---- LISTED RECORDS
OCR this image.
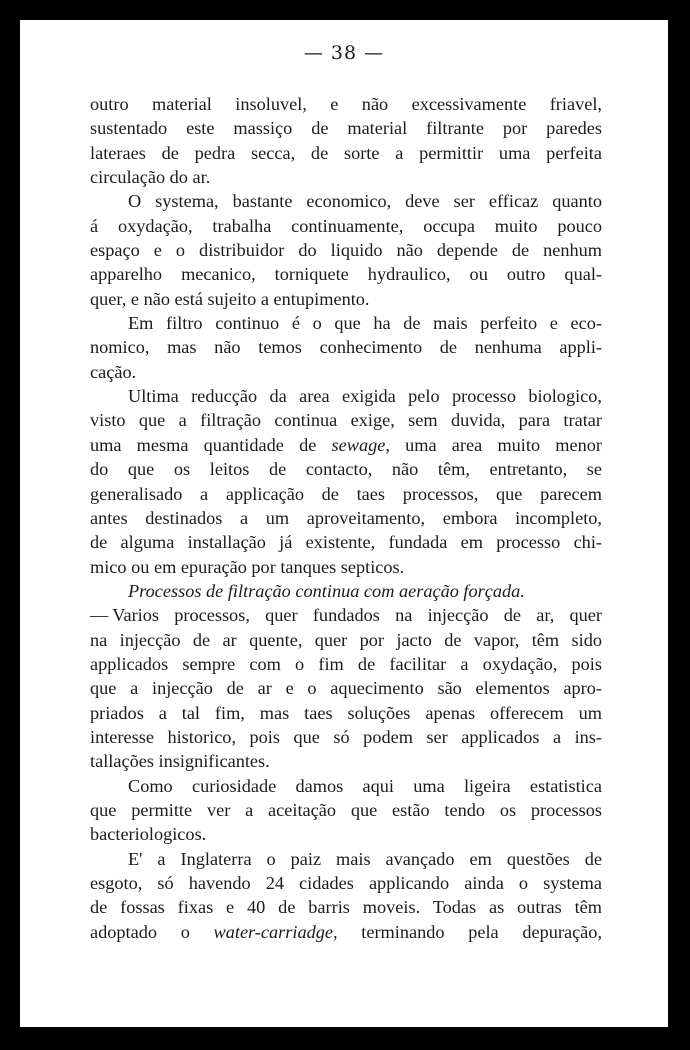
— 38 —

outro material insoluvel, e não excessivamente friavel,
sustentado este massiço de material filtrante por paredes
lateraes de pedra secca, de sorte a permittir uma perfeita
circulação do ar.

O systema, bastante economico, deve ser efficaz quanto
á oxydação, trabalha continuamente, occupa muito pouco
espaço e o distribuidor do liquido não depende de nenhum
apparelho mecanico, torniquete hydraulico, ou outro qual-
quer, e não está sujeito a entupimento.

Em filtro continuo é o que ha de mais perfeito e eco-
nomico, mas não temos conhecimento de nenhuma appli-
cação.

Ultima reducção da area exigida pelo processo biologico,
visto que a filtração continua exige, sem duvida, para tratar
uma mesma quantidade de sewage, uma area muito menor
do que os leitos de contacto, não têm, entretanto, se
generalisado a applicação de taes processos, que parecem
antes destinados a um aproveitamento, embora incompleto,
de alguma installação já existente, fundada em processo chi-
mico ou em epuração por tanques septicos.

Processos de filtração continua com aeração forçada.
— Varios processos, quer fundados na injecção de ar, quer
na injecção de ar quente, quer por jacto de vapor, têm sido
applicados sempre com o fim de facilitar a oxydação, pois
que a injecção de ar e o aquecimento são elementos apro-
priados a tal fim, mas taes soluções apenas offerecem um
interesse historico, pois que só podem ser applicados a ins-
tallações insignificantes.

Como curiosidade damos aqui uma ligeira estatistica
que permitte ver a aceitação que estão tendo os processos
bacteriologicos.

E' a Inglaterra o paiz mais avançado em questões de
esgoto, só havendo 24 cidades applicando ainda o systema
de fossas fixas e 40 de barris moveis. Todas as outras têm
adoptado o water-carriadge, terminando pela depuração,
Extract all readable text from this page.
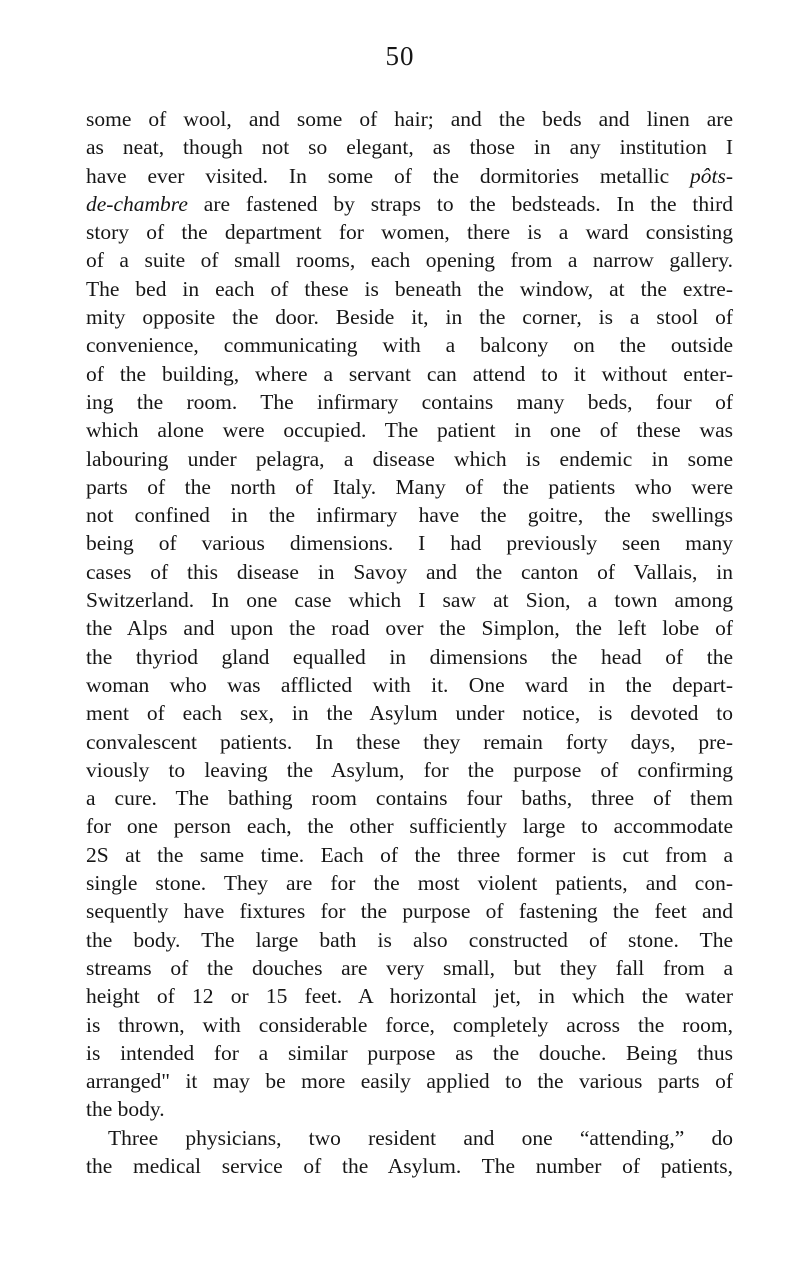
50
some of wool, and some of hair; and the beds and linen are
as neat, though not so elegant, as those in any institution I
have ever visited. In some of the dormitories metallic pôts-
de-chambre are fastened by straps to the bedsteads. In the third
story of the department for women, there is a ward consisting
of a suite of small rooms, each opening from a narrow gallery.
The bed in each of these is beneath the window, at the extre-
mity opposite the door. Beside it, in the corner, is a stool of
convenience, communicating with a balcony on the outside
of the building, where a servant can attend to it without enter-
ing the room. The infirmary contains many beds, four of
which alone were occupied. The patient in one of these was
labouring under pelagra, a disease which is endemic in some
parts of the north of Italy. Many of the patients who were
not confined in the infirmary have the goitre, the swellings
being of various dimensions. I had previously seen many
cases of this disease in Savoy and the canton of Vallais, in
Switzerland. In one case which I saw at Sion, a town among
the Alps and upon the road over the Simplon, the left lobe of
the thyriod gland equalled in dimensions the head of the
woman who was afflicted with it. One ward in the depart-
ment of each sex, in the Asylum under notice, is devoted to
convalescent patients. In these they remain forty days, pre-
viously to leaving the Asylum, for the purpose of confirming
a cure. The bathing room contains four baths, three of them
for one person each, the other sufficiently large to accommodate
2S at the same time. Each of the three former is cut from a
single stone. They are for the most violent patients, and con-
sequently have fixtures for the purpose of fastening the feet and
the body. The large bath is also constructed of stone. The
streams of the douches are very small, but they fall from a
height of 12 or 15 feet. A horizontal jet, in which the water
is thrown, with considerable force, completely across the room,
is intended for a similar purpose as the douche. Being thus
arranged" it may be more easily applied to the various parts of
the body.
Three physicians, two resident and one “attending,” do
the medical service of the Asylum. The number of patients,
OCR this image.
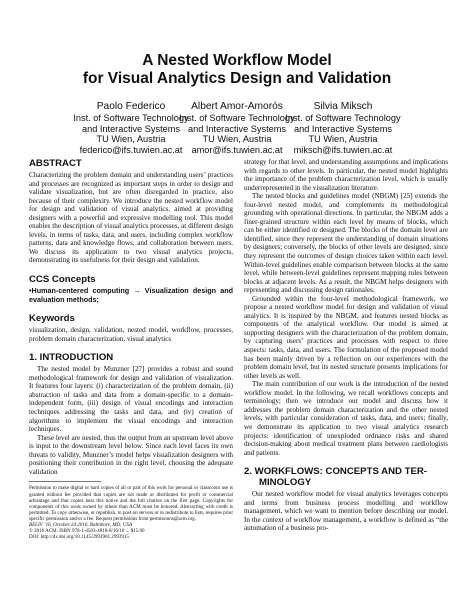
A Nested Workflow Model
for Visual Analytics Design and Validation
Paolo Federico
Inst. of Software Technology
and Interactive Systems
TU Wien, Austria
federico@ifs.tuwien.ac.at
Albert Amor-Amorós
Inst. of Software Technology
and Interactive Systems
TU Wien, Austria
amor@ifs.tuwien.ac.at
Silvia Miksch
Inst. of Software Technology
and Interactive Systems
TU Wien, Austria
miksch@ifs.tuwien.ac.at
ABSTRACT

Characterizing the problem domain and understanding users’ practices and processes are recognized as important steps in order to design and validate visualization, but are often disregarded in practice, also because of their complexity. We introduce the nested workflow model for design and validation of visual analytics, aimed at providing designers with a powerful and expressive modelling tool. This model enables the description of visual analytics processes, at different design levels, in terms of tasks, data, and users, including complex workflow patterns, data and knowledge flows, and collaboration between users. We discuss its application to two visual analytics projects, demonstrating its usefulness for their design and validation.

CCS Concepts

•Human-centered computing → Visualization design and evaluation methods;

Keywords

visualization, design, validation, nested model, workflow, processes, problem domain characterization, visual analytics

1. INTRODUCTION

The nested model by Munzner [27] provides a robust and sound methodological framework for design and validation of visualization. It features four layers: (i) characterization of the problem domain, (ii) abstraction of tasks and data from a domain-specific to a domain-independent form, (iii) design of visual encodings and interaction techniques addressing the tasks and data, and (iv) creation of algorithms to implement the visual encodings and interaction techniques.

These level are nested, thus the output from an upstream level above is input to the downstream level below. Since each level faces its own threats to validity, Munzner’s model helps visualization designers with positioning their contribution in the right level, choosing the adequate validation

Permission to make digital or hard copies of all or part of this work for personal or classroom use is granted without fee provided that copies are not made or distributed for profit or commercial advantage and that copies bear this notice and the full citation on the first page. Copyrights for components of this work owned by others than ACM must be honored. Abstracting with credit is permitted. To copy otherwise, or republish, to post on servers or to redistribute to lists, requires prior specific permission and/or a fee. Request permissions from permissions@acm.org.
BELIV ’16, October 24 2016, Baltimore, MD, USA
© 2016 ACM. ISBN 978-1-4503-4818-8/16/10 ... $15.00
DOI: http://dx.doi.org/10.1145/2993901.2993915

strategy for that level, and understanding assumptions and implications with regards to other levels. In particular, the nested model highlights the importance of the problem characterization level, which is usually underrepresented in the visualization literature.

The nested blocks and guidelines model (NBGM) [25] extends the four-level nested model, and complements its methodological grounding with operational directions. In particular, the NBGM adds a finer-grained structure within each level by means of blocks, which can be either identified or designed. The blocks of the domain level are identified, since they represent the understanding of domain situations by designers; conversely, the blocks of other levels are designed, since they represent the outcomes of design choices taken within each level. Within-level guidelines enable comparison between blocks at the same level, while between-level guidelines represent mapping rules between blocks at adjacent levels. As a result, the NBGM helps designers with representing and discussing design rationales.

Grounded within the four-level methodological framework, we propose a nested workflow model for design and validation of visual analytics. It is inspired by the NBGM, and features nested blocks as components of the analytical workflow. Our model is aimed at supporting designers with the characterization of the problem domain, by capturing users’ practices and processes with respect to three aspects: tasks, data, and users. The formulation of the proposed model has been mainly driven by a reflection on our experiences with the problem domain level, but its nested structure presents implications for other levels as well.

The main contribution of our work is the introduction of the nested workflow model. In the following, we recall workflows concepts and terminology; then we introduce our model and discuss how it addresses the problem domain characterization and the other nested levels, with particular consideration of tasks, data, and users; finally, we demonstrate its application to two visual analytics research projects: identification of unexploded ordnance risks and shared decision-making about medical treatment plans between cardiologists and patients.

2. WORKFLOWS: CONCEPTS AND TER-
MINOLOGY

Our nested workflow model for visual analytics leverages concepts and terms from business process modelling and workflow management, which we want to mention before describing our model. In the context of workflow management, a workflow is defined as “the automation of a business pro-
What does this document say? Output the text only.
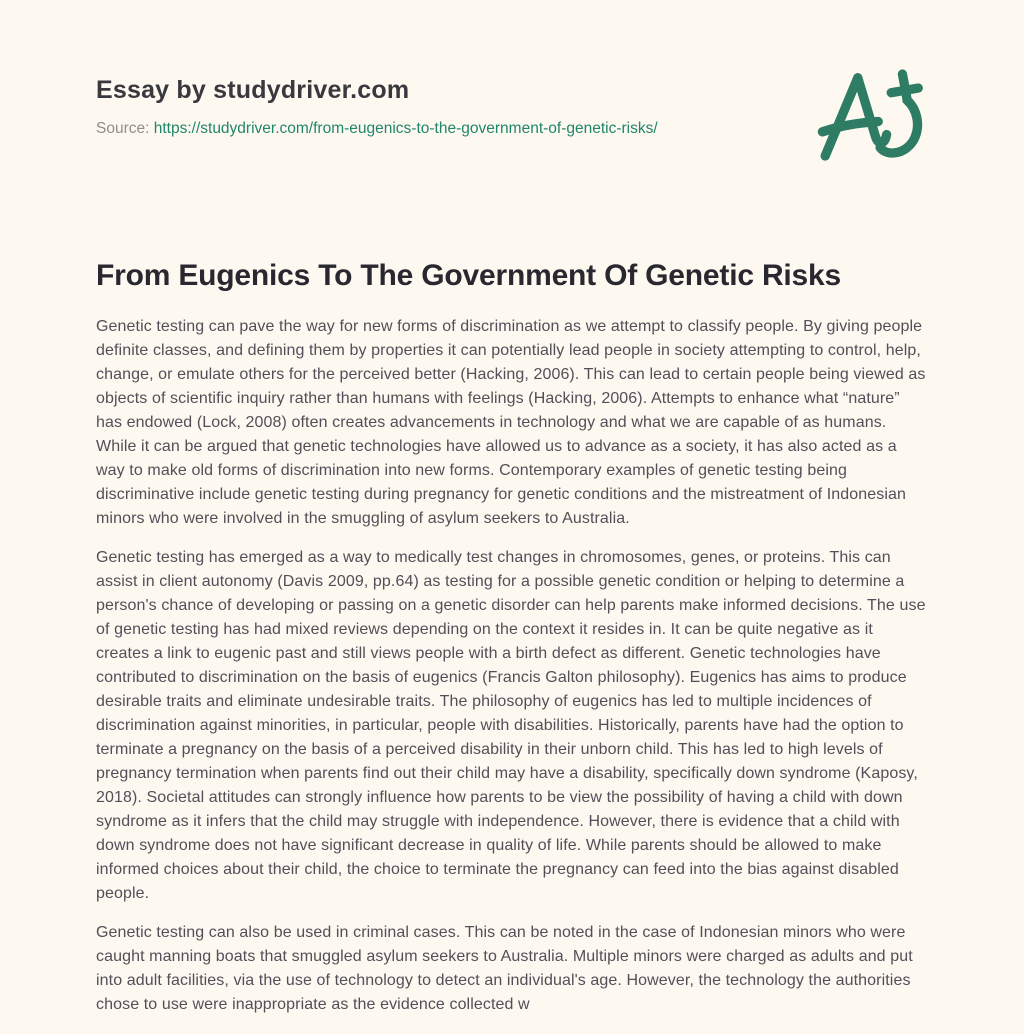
Essay by studydriver.com
Source: https://studydriver.com/from-eugenics-to-the-government-of-genetic-risks/
From Eugenics To The Government Of Genetic Risks

Genetic testing can pave the way for new forms of discrimination as we attempt to classify people. By giving people definite classes, and defining them by properties it can potentially lead people in society attempting to control, help, change, or emulate others for the perceived better (Hacking, 2006). This can lead to certain people being viewed as objects of scientific inquiry rather than humans with feelings (Hacking, 2006). Attempts to enhance what “nature” has endowed (Lock, 2008) often creates advancements in technology and what we are capable of as humans. While it can be argued that genetic technologies have allowed us to advance as a society, it has also acted as a way to make old forms of discrimination into new forms. Contemporary examples of genetic testing being discriminative include genetic testing during pregnancy for genetic conditions and the mistreatment of Indonesian minors who were involved in the smuggling of asylum seekers to Australia.

Genetic testing has emerged as a way to medically test changes in chromosomes, genes, or proteins. This can assist in client autonomy (Davis 2009, pp.64) as testing for a possible genetic condition or helping to determine a person's chance of developing or passing on a genetic disorder can help parents make informed decisions. The use of genetic testing has had mixed reviews depending on the context it resides in. It can be quite negative as it creates a link to eugenic past and still views people with a birth defect as different. Genetic technologies have contributed to discrimination on the basis of eugenics (Francis Galton philosophy). Eugenics has aims to produce desirable traits and eliminate undesirable traits. The philosophy of eugenics has led to multiple incidences of discrimination against minorities, in particular, people with disabilities. Historically, parents have had the option to terminate a pregnancy on the basis of a perceived disability in their unborn child. This has led to high levels of pregnancy termination when parents find out their child may have a disability, specifically down syndrome (Kaposy, 2018). Societal attitudes can strongly influence how parents to be view the possibility of having a child with down syndrome as it infers that the child may struggle with independence. However, there is evidence that a child with down syndrome does not have significant decrease in quality of life. While parents should be allowed to make informed choices about their child, the choice to terminate the pregnancy can feed into the bias against disabled people.

Genetic testing can also be used in criminal cases. This can be noted in the case of Indonesian minors who were caught manning boats that smuggled asylum seekers to Australia. Multiple minors were charged as adults and put into adult facilities, via the use of technology to detect an individual's age. However, the technology the authorities chose to use were inappropriate as the evidence collected w
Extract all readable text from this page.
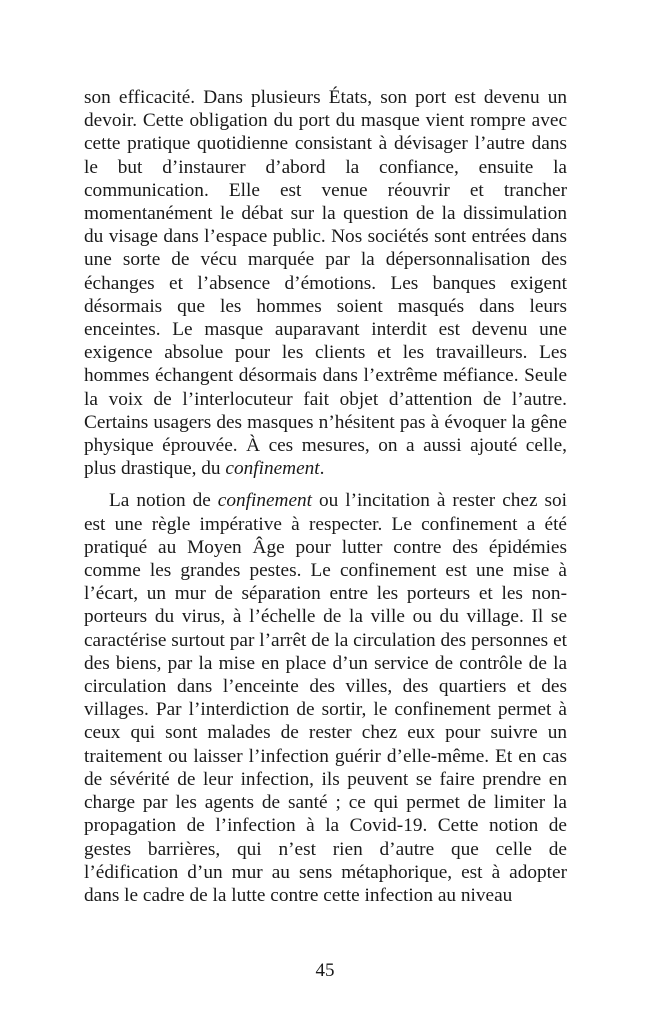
son efficacité. Dans plusieurs États, son port est devenu un devoir. Cette obligation du port du masque vient rompre avec cette pratique quotidienne consistant à dévisager l’autre dans le but d’instaurer d’abord la confiance, ensuite la communication. Elle est venue réouvrir et trancher momentanément le débat sur la question de la dissimulation du visage dans l’espace public. Nos sociétés sont entrées dans une sorte de vécu marquée par la dépersonnalisation des échanges et l’absence d’émotions. Les banques exigent désormais que les hommes soient masqués dans leurs enceintes. Le masque auparavant interdit est devenu une exigence absolue pour les clients et les travailleurs. Les hommes échangent désormais dans l’extrême méfiance. Seule la voix de l’interlocuteur fait objet d’attention de l’autre. Certains usagers des masques n’hésitent pas à évoquer la gêne physique éprouvée. À ces mesures, on a aussi ajouté celle, plus drastique, du confinement.

La notion de confinement ou l’incitation à rester chez soi est une règle impérative à respecter. Le confinement a été pratiqué au Moyen Âge pour lutter contre des épidémies comme les grandes pestes. Le confinement est une mise à l’écart, un mur de séparation entre les porteurs et les non-porteurs du virus, à l’échelle de la ville ou du village. Il se caractérise surtout par l’arrêt de la circulation des personnes et des biens, par la mise en place d’un service de contrôle de la circulation dans l’enceinte des villes, des quartiers et des villages. Par l’interdiction de sortir, le confinement permet à ceux qui sont malades de rester chez eux pour suivre un traitement ou laisser l’infection guérir d’elle-même. Et en cas de sévérité de leur infection, ils peuvent se faire prendre en charge par les agents de santé ; ce qui permet de limiter la propagation de l’infection à la Covid-19. Cette notion de gestes barrières, qui n’est rien d’autre que celle de l’édification d’un mur au sens métaphorique, est à adopter dans le cadre de la lutte contre cette infection au niveau

45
--------
WHAT TO WORK ON:
Please copy every line from the entries that includes the word "filtração".

ANSWER TO THIS PROBLEM:
visto que a filtração continua exige, sem duvida, para tratar
Processos de filtração continua com aeração forçada.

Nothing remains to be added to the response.